Task requirements
Each line that holds the word "current" should be returned.

Working data

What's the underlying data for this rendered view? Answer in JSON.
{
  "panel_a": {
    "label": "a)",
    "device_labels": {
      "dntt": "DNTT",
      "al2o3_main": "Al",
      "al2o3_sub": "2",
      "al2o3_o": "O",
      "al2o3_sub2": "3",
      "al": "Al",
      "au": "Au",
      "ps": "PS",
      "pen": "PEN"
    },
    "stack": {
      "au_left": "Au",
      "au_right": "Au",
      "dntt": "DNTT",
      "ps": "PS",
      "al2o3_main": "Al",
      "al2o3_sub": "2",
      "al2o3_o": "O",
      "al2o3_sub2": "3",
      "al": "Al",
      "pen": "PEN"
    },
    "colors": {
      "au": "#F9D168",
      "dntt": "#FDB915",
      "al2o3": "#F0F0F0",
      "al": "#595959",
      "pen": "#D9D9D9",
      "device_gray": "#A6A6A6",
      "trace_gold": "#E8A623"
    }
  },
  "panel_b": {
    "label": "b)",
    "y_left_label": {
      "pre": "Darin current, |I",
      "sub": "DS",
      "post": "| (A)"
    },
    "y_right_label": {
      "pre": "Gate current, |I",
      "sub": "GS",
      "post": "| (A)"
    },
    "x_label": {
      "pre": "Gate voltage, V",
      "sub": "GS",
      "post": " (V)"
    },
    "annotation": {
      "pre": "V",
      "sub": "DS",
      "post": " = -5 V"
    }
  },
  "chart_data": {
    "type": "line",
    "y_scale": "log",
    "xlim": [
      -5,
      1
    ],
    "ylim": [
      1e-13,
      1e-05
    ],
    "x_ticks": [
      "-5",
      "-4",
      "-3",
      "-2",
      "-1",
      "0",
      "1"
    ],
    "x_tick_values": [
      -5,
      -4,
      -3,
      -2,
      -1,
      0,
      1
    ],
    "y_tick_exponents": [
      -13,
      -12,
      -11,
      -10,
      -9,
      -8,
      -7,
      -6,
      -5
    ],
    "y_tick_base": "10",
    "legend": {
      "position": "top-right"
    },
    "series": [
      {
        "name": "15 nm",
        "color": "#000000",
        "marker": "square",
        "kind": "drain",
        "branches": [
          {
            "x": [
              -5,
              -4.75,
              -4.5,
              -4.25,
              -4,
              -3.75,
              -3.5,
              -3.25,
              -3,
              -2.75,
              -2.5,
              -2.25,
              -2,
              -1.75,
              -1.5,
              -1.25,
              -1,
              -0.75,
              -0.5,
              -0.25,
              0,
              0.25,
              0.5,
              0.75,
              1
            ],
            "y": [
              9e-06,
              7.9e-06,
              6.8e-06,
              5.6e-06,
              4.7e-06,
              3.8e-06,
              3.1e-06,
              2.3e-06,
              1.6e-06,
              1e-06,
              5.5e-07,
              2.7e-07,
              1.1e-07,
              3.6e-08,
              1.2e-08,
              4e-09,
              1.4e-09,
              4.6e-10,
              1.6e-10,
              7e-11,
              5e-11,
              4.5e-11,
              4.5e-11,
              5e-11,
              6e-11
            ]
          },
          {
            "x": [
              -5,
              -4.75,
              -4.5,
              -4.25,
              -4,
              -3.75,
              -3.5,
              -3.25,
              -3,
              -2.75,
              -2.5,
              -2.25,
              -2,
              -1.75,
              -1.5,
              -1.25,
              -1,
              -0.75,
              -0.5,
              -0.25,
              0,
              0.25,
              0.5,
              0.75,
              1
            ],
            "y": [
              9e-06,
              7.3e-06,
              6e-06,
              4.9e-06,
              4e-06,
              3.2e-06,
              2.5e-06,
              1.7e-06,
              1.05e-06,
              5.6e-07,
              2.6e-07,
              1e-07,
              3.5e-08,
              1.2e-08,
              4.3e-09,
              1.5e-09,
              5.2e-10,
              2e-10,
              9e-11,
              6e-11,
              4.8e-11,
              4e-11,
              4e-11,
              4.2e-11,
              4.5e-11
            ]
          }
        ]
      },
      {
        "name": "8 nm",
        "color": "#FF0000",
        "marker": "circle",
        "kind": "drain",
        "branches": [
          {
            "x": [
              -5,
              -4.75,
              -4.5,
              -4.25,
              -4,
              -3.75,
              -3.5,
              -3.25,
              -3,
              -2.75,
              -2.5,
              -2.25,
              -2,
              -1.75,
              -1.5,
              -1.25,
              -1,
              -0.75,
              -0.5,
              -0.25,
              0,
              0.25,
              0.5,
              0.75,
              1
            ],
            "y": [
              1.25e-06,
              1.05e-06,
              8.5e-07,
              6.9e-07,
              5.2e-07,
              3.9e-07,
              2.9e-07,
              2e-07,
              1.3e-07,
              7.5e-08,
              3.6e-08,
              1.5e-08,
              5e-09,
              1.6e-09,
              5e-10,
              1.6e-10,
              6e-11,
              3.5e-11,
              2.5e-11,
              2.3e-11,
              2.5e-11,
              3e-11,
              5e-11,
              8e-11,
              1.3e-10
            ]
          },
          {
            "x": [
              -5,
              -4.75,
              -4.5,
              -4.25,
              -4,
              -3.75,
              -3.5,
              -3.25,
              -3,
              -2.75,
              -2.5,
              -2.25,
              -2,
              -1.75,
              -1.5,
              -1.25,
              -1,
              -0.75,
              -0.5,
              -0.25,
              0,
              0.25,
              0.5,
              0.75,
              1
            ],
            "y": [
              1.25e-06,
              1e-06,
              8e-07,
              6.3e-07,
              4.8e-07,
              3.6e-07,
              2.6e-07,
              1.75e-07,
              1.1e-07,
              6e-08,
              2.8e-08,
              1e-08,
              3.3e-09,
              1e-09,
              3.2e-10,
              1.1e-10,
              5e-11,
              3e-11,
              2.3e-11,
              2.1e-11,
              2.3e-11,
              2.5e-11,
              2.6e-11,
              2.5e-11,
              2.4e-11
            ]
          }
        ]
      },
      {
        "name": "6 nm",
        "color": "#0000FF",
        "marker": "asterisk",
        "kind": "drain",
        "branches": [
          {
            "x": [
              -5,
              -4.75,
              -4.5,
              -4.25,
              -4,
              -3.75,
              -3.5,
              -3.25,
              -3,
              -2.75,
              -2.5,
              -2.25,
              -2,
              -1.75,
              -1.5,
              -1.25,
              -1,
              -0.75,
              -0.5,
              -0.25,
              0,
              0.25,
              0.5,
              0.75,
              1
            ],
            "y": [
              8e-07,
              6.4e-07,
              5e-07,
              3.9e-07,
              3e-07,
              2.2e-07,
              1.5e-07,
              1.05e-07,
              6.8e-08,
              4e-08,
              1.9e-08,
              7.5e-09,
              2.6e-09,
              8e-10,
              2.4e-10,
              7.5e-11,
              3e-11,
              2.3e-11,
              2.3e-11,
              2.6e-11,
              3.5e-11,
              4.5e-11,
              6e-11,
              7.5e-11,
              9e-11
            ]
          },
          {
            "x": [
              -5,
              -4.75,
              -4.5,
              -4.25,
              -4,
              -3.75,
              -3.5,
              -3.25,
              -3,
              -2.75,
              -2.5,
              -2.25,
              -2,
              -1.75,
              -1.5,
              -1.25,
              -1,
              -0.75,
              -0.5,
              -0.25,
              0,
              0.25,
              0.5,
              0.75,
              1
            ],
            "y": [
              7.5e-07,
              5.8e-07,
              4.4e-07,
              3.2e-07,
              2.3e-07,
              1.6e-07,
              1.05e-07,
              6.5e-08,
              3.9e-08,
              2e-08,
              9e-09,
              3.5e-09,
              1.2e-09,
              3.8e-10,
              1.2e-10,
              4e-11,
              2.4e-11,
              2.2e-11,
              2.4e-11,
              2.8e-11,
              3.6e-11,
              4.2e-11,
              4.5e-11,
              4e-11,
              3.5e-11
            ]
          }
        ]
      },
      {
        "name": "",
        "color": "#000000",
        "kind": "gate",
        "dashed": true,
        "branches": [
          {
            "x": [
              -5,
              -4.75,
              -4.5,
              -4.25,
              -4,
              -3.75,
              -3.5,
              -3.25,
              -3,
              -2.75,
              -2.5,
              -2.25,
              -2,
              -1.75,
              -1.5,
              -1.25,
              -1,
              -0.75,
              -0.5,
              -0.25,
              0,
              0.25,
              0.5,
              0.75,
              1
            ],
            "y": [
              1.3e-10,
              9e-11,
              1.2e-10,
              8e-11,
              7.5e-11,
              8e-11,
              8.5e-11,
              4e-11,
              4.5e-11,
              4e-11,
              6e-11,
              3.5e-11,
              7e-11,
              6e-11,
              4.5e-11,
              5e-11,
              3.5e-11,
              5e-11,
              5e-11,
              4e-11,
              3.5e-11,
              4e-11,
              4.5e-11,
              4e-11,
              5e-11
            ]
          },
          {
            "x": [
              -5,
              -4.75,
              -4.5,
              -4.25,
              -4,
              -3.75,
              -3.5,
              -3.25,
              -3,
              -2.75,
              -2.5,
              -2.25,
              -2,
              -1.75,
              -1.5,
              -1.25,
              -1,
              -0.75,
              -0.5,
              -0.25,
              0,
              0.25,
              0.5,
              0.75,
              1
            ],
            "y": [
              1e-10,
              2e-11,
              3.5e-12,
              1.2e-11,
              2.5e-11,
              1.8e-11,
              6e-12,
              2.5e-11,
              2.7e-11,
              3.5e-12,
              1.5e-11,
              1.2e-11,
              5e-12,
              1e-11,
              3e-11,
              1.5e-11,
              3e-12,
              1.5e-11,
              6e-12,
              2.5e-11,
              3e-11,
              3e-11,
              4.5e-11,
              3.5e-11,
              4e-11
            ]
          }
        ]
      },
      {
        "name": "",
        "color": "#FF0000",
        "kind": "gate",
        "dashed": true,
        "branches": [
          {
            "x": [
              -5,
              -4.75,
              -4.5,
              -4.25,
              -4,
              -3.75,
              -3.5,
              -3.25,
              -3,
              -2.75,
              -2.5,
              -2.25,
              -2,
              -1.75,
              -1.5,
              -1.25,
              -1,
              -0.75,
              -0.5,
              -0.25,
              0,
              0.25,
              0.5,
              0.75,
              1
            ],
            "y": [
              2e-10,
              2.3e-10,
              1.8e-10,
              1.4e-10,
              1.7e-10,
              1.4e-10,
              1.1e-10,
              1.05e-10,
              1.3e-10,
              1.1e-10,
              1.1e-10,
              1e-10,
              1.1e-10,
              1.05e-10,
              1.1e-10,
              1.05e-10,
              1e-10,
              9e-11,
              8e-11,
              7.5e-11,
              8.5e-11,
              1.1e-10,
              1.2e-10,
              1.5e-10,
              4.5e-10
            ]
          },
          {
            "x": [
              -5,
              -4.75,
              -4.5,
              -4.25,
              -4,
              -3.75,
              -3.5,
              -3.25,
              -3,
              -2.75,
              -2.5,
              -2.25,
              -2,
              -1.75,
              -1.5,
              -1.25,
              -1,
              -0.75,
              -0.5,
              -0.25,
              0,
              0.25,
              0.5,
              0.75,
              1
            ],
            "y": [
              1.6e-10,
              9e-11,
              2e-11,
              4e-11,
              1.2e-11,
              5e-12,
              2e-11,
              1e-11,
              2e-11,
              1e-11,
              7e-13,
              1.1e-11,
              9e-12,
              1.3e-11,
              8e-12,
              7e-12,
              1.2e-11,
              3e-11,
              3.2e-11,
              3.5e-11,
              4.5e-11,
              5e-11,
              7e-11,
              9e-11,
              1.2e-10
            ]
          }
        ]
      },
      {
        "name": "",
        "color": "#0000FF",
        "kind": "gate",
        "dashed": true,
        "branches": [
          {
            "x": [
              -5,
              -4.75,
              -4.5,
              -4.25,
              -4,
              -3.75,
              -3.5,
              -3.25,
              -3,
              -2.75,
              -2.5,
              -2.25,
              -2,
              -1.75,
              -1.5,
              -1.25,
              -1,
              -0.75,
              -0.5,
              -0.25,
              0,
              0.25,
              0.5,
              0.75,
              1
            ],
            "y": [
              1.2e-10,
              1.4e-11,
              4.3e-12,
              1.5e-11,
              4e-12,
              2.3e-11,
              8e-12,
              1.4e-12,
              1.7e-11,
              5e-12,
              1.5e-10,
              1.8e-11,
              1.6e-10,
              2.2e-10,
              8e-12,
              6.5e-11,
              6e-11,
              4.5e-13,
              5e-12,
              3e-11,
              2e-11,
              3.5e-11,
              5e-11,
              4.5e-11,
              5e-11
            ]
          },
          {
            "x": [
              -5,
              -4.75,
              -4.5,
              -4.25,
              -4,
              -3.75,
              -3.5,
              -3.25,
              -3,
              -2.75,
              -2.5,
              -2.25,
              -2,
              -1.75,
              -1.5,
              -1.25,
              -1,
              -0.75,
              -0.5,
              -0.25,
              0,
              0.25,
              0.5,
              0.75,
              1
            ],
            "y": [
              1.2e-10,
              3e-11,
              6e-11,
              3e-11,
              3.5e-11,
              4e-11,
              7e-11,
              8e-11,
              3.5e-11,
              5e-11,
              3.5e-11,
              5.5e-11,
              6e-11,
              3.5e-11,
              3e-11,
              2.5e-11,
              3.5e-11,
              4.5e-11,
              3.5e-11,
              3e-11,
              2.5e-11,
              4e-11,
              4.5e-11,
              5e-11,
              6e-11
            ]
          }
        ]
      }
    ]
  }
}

Task output
      "pre": "Darin current, |I",
      "pre": "Gate current, |I",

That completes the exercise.